● **DATA SHOWN**:
◇ ◇ ◇ ◇

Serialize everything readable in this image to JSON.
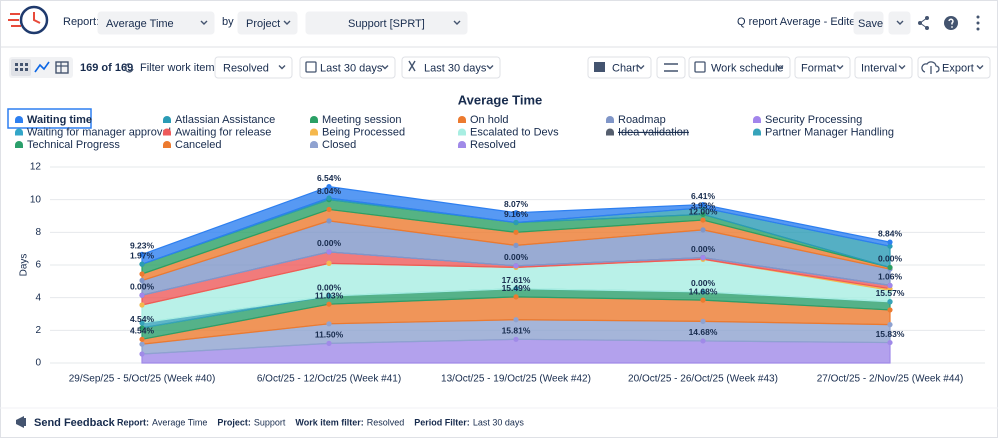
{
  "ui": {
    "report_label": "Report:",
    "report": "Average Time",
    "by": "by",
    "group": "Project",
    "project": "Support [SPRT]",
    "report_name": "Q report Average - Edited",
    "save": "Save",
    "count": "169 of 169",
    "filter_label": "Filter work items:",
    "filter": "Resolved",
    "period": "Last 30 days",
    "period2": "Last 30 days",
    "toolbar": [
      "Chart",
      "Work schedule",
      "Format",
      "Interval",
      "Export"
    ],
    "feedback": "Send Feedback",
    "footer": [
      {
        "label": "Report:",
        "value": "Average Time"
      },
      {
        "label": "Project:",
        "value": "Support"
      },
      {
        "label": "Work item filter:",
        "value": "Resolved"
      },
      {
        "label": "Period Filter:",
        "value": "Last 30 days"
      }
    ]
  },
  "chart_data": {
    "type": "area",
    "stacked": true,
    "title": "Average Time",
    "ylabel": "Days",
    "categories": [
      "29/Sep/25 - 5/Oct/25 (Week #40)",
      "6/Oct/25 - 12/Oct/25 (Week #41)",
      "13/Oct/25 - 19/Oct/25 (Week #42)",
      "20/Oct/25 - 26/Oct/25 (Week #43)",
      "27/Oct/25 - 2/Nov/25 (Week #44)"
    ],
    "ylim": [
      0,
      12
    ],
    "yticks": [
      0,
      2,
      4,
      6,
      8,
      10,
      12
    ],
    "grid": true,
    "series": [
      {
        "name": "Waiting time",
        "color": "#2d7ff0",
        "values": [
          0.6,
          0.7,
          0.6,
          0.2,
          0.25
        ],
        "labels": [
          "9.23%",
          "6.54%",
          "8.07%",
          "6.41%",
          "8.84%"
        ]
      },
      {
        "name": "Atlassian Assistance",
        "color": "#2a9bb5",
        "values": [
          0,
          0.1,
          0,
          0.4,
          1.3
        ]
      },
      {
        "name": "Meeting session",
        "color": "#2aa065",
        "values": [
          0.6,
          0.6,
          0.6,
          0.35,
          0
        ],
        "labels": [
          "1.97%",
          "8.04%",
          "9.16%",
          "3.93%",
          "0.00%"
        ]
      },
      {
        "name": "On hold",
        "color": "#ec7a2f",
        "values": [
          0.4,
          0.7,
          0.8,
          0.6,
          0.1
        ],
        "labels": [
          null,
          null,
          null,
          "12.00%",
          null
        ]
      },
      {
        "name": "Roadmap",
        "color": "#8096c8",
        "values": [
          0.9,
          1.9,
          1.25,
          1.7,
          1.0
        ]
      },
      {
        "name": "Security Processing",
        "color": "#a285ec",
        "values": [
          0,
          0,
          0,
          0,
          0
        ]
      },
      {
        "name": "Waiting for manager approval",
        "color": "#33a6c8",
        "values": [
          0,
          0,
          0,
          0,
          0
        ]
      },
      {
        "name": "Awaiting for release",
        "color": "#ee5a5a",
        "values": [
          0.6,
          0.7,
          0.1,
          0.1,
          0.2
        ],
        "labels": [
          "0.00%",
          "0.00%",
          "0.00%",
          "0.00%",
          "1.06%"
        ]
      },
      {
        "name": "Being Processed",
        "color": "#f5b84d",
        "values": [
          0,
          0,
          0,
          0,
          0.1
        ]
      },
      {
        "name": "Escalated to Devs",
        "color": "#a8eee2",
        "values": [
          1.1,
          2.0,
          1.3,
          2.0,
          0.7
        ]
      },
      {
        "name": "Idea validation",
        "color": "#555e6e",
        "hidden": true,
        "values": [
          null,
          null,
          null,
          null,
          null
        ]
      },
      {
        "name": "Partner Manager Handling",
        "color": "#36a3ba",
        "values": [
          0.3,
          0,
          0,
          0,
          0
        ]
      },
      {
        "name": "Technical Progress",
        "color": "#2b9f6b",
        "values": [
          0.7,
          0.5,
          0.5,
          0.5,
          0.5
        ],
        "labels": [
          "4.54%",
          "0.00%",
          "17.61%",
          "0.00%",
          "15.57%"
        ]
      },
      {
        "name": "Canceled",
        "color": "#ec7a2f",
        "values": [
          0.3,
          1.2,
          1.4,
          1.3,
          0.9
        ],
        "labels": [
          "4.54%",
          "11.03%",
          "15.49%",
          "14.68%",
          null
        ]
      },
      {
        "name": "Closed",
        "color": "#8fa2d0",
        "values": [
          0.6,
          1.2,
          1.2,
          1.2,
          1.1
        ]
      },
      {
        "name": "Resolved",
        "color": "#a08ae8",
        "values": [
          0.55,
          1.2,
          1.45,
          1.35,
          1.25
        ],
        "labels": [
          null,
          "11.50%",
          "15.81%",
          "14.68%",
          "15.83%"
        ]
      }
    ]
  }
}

◇ ◇ ◇ ◇

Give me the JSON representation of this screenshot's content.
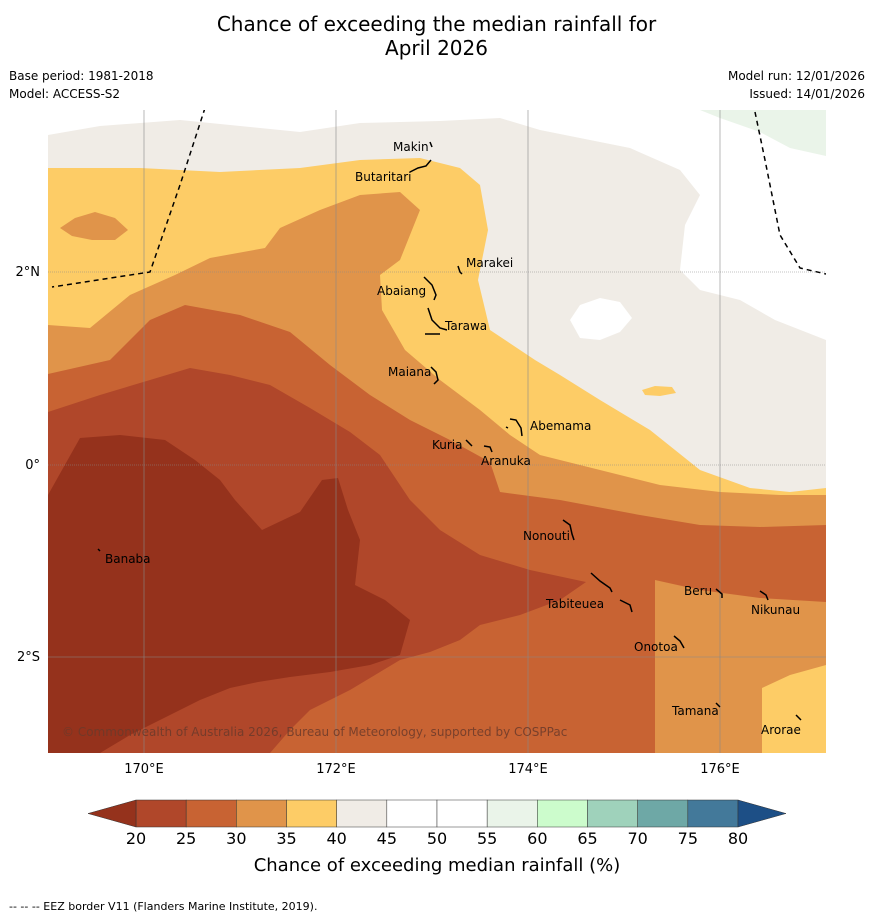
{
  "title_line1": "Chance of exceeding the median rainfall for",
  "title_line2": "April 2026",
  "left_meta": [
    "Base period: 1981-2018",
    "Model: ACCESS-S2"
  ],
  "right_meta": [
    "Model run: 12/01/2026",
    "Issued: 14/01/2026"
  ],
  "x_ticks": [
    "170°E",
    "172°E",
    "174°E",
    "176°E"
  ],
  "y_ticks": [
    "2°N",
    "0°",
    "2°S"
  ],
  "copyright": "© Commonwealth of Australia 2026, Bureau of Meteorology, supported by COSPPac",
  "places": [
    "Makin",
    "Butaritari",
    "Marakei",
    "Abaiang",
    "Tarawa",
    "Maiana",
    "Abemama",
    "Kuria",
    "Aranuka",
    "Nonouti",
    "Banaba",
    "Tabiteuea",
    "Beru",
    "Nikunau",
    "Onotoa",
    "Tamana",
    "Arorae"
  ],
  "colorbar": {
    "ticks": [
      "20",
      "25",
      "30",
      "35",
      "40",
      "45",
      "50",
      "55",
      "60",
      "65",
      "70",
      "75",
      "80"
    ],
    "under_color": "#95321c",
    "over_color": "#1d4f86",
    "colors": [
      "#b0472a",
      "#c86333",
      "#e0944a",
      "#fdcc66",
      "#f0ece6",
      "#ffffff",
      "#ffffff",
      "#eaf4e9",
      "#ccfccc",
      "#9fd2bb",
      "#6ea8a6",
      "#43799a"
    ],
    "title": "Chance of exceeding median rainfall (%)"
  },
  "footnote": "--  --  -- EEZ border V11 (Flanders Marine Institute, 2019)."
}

◇ ◇ ◇ ◇

● **EXERCISE GOAL**:
Copy all lines from the material that include "this".

● **CORRECT OUTPUT**:
Serialize everything readable in this image to JSON.
Give me the JSON representation of this screenshot's content.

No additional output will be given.